* [Job]:
Using the data below, repeat all of it precisely.

* [Stored items]:
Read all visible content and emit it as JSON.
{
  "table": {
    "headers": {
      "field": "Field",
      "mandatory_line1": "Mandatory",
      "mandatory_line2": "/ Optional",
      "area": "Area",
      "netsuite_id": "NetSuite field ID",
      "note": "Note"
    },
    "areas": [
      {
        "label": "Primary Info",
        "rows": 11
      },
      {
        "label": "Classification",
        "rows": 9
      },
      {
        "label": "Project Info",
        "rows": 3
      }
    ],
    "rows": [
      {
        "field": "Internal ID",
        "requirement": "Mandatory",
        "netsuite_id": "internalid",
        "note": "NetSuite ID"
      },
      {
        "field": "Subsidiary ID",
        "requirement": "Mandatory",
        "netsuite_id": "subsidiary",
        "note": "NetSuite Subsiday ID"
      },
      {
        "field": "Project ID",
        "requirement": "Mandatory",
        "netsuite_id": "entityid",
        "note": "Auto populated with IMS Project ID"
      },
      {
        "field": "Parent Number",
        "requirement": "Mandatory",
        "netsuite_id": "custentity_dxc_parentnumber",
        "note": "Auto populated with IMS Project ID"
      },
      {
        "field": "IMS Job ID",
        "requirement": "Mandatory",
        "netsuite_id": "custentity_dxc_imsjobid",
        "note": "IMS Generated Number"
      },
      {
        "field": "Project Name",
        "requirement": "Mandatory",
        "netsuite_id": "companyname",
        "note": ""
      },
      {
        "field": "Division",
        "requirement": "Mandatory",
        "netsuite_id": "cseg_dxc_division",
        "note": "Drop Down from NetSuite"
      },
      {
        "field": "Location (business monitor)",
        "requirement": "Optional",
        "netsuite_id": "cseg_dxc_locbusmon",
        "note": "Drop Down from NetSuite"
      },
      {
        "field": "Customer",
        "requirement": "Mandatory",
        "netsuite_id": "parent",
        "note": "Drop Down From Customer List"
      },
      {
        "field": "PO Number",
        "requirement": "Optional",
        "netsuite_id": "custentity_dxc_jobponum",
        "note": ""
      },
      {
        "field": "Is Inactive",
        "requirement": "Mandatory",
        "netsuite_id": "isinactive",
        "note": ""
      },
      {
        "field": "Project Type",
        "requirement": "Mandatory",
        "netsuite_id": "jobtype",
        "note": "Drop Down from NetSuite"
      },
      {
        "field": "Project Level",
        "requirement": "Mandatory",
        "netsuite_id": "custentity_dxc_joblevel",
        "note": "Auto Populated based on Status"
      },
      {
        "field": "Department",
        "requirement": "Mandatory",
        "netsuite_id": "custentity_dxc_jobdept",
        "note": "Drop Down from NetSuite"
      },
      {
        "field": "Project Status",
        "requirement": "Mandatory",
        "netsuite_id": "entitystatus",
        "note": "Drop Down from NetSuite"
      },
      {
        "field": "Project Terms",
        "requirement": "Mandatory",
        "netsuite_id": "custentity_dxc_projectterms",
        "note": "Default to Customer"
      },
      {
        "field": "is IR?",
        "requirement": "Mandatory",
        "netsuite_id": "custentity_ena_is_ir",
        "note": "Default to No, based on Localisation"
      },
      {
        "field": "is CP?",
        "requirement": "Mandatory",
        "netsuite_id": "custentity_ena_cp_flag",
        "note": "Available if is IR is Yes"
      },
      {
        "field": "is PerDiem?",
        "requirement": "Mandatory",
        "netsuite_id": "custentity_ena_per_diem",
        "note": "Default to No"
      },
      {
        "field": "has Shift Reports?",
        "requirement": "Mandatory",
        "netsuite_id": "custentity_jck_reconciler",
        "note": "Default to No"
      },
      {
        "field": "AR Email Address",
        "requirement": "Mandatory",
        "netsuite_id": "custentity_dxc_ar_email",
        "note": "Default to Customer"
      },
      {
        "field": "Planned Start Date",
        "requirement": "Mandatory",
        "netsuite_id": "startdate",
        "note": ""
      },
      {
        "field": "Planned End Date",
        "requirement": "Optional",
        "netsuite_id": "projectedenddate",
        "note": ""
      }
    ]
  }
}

* [The response]:
Read all visible content and emit it as JSON.
{
  "table": {
    "headers": {
      "field": "Field",
      "mandatory_line1": "Mandatory",
      "mandatory_line2": "/ Optional",
      "area": "Area",
      "netsuite_id": "NetSuite field ID",
      "note": "Note"
    },
    "areas": [
      {
        "label": "Primary Info",
        "rows": 11
      },
      {
        "label": "Classification",
        "rows": 9
      },
      {
        "label": "Project Info",
        "rows": 3
      }
    ],
    "rows": [
      {
        "field": "Internal ID",
        "requirement": "Mandatory",
        "netsuite_id": "internalid",
        "note": "NetSuite ID"
      },
      {
        "field": "Subsidiary ID",
        "requirement": "Mandatory",
        "netsuite_id": "subsidiary",
        "note": "NetSuite Subsiday ID"
      },
      {
        "field": "Project ID",
        "requirement": "Mandatory",
        "netsuite_id": "entityid",
        "note": "Auto populated with IMS Project ID"
      },
      {
        "field": "Parent Number",
        "requirement": "Mandatory",
        "netsuite_id": "custentity_dxc_parentnumber",
        "note": "Auto populated with IMS Project ID"
      },
      {
        "field": "IMS Job ID",
        "requirement": "Mandatory",
        "netsuite_id": "custentity_dxc_imsjobid",
        "note": "IMS Generated Number"
      },
      {
        "field": "Project Name",
        "requirement": "Mandatory",
        "netsuite_id": "companyname",
        "note": ""
      },
      {
        "field": "Division",
        "requirement": "Mandatory",
        "netsuite_id": "cseg_dxc_division",
        "note": "Drop Down from NetSuite"
      },
      {
        "field": "Location (business monitor)",
        "requirement": "Optional",
        "netsuite_id": "cseg_dxc_locbusmon",
        "note": "Drop Down from NetSuite"
      },
      {
        "field": "Customer",
        "requirement": "Mandatory",
        "netsuite_id": "parent",
        "note": "Drop Down From Customer List"
      },
      {
        "field": "PO Number",
        "requirement": "Optional",
        "netsuite_id": "custentity_dxc_jobponum",
        "note": ""
      },
      {
        "field": "Is Inactive",
        "requirement": "Mandatory",
        "netsuite_id": "isinactive",
        "note": ""
      },
      {
        "field": "Project Type",
        "requirement": "Mandatory",
        "netsuite_id": "jobtype",
        "note": "Drop Down from NetSuite"
      },
      {
        "field": "Project Level",
        "requirement": "Mandatory",
        "netsuite_id": "custentity_dxc_joblevel",
        "note": "Auto Populated based on Status"
      },
      {
        "field": "Department",
        "requirement": "Mandatory",
        "netsuite_id": "custentity_dxc_jobdept",
        "note": "Drop Down from NetSuite"
      },
      {
        "field": "Project Status",
        "requirement": "Mandatory",
        "netsuite_id": "entitystatus",
        "note": "Drop Down from NetSuite"
      },
      {
        "field": "Project Terms",
        "requirement": "Mandatory",
        "netsuite_id": "custentity_dxc_projectterms",
        "note": "Default to Customer"
      },
      {
        "field": "is IR?",
        "requirement": "Mandatory",
        "netsuite_id": "custentity_ena_is_ir",
        "note": "Default to No, based on Localisation"
      },
      {
        "field": "is CP?",
        "requirement": "Mandatory",
        "netsuite_id": "custentity_ena_cp_flag",
        "note": "Available if is IR is Yes"
      },
      {
        "field": "is PerDiem?",
        "requirement": "Mandatory",
        "netsuite_id": "custentity_ena_per_diem",
        "note": "Default to No"
      },
      {
        "field": "has Shift Reports?",
        "requirement": "Mandatory",
        "netsuite_id": "custentity_jck_reconciler",
        "note": "Default to No"
      },
      {
        "field": "AR Email Address",
        "requirement": "Mandatory",
        "netsuite_id": "custentity_dxc_ar_email",
        "note": "Default to Customer"
      },
      {
        "field": "Planned Start Date",
        "requirement": "Mandatory",
        "netsuite_id": "startdate",
        "note": ""
      },
      {
        "field": "Planned End Date",
        "requirement": "Optional",
        "netsuite_id": "projectedenddate",
        "note": ""
      }
    ]
  }
}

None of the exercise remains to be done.